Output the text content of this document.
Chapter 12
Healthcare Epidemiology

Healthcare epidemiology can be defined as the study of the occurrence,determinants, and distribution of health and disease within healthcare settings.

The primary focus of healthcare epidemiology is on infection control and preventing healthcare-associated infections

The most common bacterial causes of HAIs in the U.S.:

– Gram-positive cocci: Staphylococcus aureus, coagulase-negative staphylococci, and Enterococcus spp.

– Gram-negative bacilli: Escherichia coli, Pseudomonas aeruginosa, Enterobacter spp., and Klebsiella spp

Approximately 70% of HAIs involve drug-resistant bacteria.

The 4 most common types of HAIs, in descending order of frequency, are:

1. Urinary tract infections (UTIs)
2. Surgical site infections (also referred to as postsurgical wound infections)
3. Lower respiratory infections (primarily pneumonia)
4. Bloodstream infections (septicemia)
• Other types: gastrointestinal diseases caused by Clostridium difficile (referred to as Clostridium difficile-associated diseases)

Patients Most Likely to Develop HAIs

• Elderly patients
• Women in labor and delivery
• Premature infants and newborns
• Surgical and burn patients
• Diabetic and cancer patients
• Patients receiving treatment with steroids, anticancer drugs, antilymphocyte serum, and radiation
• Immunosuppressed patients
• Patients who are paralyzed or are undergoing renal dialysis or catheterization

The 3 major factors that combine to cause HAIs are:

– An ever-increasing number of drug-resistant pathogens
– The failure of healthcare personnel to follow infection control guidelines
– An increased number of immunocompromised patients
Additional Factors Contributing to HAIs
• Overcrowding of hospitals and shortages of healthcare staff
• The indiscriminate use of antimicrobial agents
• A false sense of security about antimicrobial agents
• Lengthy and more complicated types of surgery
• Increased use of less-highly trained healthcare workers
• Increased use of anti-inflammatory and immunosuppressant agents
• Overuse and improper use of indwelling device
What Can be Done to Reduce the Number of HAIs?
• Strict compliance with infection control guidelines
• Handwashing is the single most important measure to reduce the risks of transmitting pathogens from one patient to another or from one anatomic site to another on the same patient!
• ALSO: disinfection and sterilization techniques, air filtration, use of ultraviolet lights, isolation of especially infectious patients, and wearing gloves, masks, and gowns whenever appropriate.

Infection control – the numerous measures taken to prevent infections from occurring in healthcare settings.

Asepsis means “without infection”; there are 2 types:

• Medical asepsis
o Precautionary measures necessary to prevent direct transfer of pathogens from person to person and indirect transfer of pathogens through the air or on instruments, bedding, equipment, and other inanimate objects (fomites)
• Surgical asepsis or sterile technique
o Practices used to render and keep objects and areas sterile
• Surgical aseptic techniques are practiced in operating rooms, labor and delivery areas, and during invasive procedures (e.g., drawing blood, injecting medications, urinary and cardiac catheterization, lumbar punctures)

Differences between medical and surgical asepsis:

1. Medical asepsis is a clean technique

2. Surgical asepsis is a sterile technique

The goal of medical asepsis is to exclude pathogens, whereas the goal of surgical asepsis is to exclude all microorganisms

--- --- ---

Work to complete
Within the listing above, tally the lines holding the word "settings". Give the tally only.

Answer to this task
2